**TASK REQUIREMENTS**
Scan the lines below for the word "Count". Copy each line you find it in.

**LISTED RECORDS**
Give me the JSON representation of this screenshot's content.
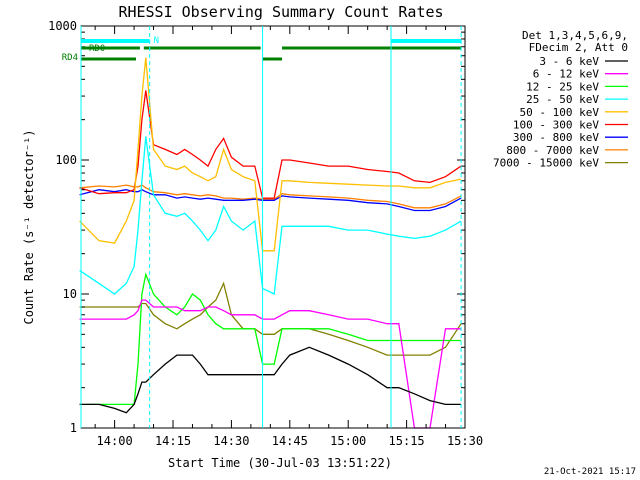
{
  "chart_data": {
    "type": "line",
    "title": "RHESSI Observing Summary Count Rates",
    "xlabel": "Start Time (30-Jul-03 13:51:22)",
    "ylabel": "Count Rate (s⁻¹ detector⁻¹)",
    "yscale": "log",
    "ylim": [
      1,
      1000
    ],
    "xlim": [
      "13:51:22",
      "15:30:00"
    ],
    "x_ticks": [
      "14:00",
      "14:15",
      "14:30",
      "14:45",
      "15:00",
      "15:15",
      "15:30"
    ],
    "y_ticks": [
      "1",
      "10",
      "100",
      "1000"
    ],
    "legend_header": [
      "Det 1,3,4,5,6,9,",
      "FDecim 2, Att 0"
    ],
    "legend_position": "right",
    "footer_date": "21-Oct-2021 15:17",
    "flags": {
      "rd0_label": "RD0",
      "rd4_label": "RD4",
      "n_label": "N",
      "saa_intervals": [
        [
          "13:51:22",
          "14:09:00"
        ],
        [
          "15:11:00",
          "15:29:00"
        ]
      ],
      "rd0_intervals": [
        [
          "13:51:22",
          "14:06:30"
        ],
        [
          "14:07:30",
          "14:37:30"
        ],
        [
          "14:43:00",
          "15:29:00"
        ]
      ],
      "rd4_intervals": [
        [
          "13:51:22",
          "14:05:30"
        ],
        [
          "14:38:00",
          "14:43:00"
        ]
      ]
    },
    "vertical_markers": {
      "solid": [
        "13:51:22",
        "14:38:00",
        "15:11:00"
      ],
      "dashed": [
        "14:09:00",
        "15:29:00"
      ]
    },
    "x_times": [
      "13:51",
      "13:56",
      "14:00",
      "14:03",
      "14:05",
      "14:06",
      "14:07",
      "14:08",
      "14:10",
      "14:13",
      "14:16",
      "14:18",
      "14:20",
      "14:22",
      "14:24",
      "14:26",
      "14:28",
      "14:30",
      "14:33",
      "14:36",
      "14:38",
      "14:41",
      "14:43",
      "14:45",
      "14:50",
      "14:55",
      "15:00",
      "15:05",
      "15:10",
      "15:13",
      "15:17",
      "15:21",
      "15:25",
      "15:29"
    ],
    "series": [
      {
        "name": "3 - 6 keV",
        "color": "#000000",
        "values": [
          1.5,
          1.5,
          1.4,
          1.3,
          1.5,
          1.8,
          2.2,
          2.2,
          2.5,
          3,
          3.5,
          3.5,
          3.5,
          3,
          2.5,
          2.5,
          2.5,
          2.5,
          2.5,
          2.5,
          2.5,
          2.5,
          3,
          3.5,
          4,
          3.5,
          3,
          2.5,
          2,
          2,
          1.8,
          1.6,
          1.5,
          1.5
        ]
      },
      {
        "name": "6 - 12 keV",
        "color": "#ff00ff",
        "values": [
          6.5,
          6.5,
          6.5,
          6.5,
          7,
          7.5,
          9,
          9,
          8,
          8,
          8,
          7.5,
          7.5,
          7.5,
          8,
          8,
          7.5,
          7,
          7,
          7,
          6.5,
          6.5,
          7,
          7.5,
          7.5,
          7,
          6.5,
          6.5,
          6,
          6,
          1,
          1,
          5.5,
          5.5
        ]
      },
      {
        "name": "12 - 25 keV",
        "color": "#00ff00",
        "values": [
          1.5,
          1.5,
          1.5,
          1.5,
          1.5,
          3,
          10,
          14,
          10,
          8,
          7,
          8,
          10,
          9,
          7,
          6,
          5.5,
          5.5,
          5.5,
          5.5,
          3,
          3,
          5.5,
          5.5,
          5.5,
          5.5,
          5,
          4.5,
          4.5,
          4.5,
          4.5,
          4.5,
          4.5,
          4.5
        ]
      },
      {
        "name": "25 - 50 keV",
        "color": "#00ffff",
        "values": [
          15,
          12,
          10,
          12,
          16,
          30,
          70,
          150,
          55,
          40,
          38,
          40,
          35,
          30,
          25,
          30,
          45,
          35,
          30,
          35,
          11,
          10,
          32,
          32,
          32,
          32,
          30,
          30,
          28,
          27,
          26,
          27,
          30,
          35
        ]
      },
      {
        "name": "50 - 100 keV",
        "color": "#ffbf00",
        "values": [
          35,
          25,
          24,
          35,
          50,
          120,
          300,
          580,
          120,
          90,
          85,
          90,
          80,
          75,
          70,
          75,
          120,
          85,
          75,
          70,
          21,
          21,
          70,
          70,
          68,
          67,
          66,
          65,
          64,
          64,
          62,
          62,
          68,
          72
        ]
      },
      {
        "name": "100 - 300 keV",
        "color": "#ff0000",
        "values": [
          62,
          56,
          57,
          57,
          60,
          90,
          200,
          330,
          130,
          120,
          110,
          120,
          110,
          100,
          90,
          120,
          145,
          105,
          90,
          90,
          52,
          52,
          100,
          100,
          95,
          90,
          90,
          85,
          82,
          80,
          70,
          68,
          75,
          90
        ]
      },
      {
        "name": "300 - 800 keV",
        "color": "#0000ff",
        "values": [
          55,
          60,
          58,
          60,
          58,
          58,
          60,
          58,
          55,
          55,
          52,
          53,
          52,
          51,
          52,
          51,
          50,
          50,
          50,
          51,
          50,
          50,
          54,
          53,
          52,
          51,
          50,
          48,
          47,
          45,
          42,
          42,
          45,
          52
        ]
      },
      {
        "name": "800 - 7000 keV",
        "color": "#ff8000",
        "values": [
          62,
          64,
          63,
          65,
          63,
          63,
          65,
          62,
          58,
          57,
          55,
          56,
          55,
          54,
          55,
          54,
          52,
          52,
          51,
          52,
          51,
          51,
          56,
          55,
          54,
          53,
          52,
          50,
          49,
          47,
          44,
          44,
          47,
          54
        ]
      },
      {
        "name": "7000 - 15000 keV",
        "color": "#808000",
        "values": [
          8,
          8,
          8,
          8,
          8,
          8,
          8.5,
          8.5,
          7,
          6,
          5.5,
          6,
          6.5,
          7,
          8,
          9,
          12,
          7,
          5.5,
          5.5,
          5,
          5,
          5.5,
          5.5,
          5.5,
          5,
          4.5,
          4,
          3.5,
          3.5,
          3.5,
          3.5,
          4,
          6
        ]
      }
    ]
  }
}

**REPLY**
    "title": "RHESSI Observing Summary Count Rates",
    "ylabel": "Count Rate (s⁻¹ detector⁻¹)",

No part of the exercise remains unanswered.